A block of data
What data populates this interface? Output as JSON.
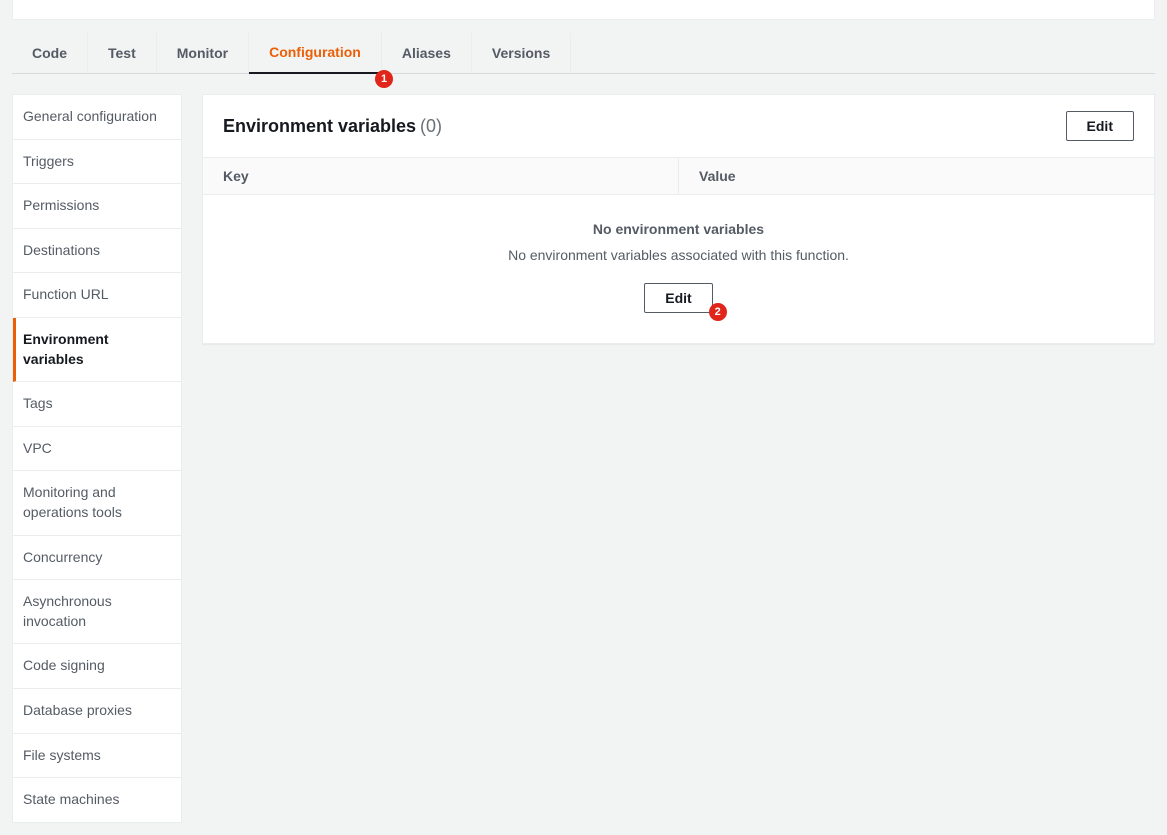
{
  "tabs": [
    {
      "label": "Code",
      "active": false
    },
    {
      "label": "Test",
      "active": false
    },
    {
      "label": "Monitor",
      "active": false
    },
    {
      "label": "Configuration",
      "active": true
    },
    {
      "label": "Aliases",
      "active": false
    },
    {
      "label": "Versions",
      "active": false
    }
  ],
  "callouts": {
    "one": "1",
    "two": "2"
  },
  "sidebar": {
    "items": [
      {
        "label": "General configuration",
        "active": false
      },
      {
        "label": "Triggers",
        "active": false
      },
      {
        "label": "Permissions",
        "active": false
      },
      {
        "label": "Destinations",
        "active": false
      },
      {
        "label": "Function URL",
        "active": false
      },
      {
        "label": "Environment variables",
        "active": true
      },
      {
        "label": "Tags",
        "active": false
      },
      {
        "label": "VPC",
        "active": false
      },
      {
        "label": "Monitoring and operations tools",
        "active": false
      },
      {
        "label": "Concurrency",
        "active": false
      },
      {
        "label": "Asynchronous invocation",
        "active": false
      },
      {
        "label": "Code signing",
        "active": false
      },
      {
        "label": "Database proxies",
        "active": false
      },
      {
        "label": "File systems",
        "active": false
      },
      {
        "label": "State machines",
        "active": false
      }
    ]
  },
  "panel": {
    "title": "Environment variables",
    "count": "(0)",
    "edit_label": "Edit",
    "columns": {
      "key": "Key",
      "value": "Value"
    },
    "empty": {
      "title": "No environment variables",
      "desc": "No environment variables associated with this function.",
      "button": "Edit"
    }
  }
}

# THE TASK
Filter lines by "this" and return each hit.

# RESULT
What data populates this interface? Output as JSON.
      "desc": "No environment variables associated with this function.",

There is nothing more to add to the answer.